▸ Extracted records
# # # # #
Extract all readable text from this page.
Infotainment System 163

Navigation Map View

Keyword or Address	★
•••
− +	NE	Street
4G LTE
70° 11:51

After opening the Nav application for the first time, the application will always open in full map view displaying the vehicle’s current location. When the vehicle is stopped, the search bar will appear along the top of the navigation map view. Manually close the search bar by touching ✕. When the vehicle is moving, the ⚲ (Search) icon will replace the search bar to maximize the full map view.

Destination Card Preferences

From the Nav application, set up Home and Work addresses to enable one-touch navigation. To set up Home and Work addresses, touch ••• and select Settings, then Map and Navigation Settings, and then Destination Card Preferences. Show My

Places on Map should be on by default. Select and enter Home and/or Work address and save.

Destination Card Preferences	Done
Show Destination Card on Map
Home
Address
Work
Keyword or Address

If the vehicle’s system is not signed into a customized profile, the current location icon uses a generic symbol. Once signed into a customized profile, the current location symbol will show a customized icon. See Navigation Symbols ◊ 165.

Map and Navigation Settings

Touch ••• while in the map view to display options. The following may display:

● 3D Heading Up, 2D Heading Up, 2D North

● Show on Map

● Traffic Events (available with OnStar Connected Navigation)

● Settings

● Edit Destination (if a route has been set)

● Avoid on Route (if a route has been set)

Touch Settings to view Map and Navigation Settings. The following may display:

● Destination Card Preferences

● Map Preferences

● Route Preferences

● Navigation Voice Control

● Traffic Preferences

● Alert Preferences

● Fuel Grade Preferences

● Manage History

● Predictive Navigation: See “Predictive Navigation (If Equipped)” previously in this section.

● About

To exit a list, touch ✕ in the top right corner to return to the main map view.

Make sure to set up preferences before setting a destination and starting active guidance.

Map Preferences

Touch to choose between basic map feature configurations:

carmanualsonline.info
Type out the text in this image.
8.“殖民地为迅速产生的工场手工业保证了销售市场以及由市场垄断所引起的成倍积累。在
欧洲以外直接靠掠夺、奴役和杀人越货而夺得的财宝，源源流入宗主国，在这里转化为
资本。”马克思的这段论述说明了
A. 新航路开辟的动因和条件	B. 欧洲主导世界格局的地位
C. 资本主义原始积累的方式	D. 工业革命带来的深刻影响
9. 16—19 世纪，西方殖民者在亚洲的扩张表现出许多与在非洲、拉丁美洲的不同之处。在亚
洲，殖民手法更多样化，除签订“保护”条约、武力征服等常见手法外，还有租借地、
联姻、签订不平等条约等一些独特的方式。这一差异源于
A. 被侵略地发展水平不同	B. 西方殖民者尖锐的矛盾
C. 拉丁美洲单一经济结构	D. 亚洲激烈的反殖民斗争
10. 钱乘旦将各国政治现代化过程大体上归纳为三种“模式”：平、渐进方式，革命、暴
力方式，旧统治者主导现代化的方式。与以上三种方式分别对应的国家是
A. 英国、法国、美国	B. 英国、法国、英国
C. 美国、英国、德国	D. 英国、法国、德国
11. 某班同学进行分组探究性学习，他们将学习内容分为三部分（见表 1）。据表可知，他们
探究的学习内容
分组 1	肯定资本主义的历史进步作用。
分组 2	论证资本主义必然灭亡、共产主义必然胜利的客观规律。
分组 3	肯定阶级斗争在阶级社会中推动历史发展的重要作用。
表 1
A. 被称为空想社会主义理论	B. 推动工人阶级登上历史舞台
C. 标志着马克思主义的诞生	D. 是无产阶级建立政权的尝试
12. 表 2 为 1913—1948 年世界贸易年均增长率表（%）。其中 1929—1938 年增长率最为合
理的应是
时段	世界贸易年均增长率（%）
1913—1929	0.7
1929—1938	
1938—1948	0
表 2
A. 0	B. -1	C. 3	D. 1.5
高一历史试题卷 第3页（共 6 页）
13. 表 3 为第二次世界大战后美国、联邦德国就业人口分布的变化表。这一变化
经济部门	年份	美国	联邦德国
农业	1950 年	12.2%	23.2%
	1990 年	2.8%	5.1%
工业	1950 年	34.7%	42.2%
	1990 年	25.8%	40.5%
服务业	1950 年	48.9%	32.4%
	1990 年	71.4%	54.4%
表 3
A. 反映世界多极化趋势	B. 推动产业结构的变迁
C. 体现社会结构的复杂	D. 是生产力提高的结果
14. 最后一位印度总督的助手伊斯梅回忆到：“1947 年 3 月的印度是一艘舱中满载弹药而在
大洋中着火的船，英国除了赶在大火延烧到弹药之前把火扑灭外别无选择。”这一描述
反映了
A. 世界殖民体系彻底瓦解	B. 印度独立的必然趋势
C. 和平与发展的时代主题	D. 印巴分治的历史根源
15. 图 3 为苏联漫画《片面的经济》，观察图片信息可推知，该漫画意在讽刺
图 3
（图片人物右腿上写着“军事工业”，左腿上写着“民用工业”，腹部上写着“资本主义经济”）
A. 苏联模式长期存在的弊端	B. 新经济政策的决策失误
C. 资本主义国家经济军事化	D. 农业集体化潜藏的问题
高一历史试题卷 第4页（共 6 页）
# # # # #
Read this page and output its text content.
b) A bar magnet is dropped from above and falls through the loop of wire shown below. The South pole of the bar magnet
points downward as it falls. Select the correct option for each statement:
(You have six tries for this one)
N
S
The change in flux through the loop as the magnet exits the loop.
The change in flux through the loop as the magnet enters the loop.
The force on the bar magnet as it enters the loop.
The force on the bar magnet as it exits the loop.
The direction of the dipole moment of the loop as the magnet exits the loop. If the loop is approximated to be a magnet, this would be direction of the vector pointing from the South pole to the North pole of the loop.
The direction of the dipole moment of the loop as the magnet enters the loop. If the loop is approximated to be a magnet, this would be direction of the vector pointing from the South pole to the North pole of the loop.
# # # # #
▸ Task brief
Pull every line holding "enters" out of the records.

▸ Right answer
The change in flux through the loop as the magnet enters the loop.
The force on the bar magnet as it enters the loop.
The direction of the dipole moment of the loop as the magnet enters the loop. If the loop is approximated to be a magnet, this would be direction of the vector pointing from the South pole to the North pole of the loop.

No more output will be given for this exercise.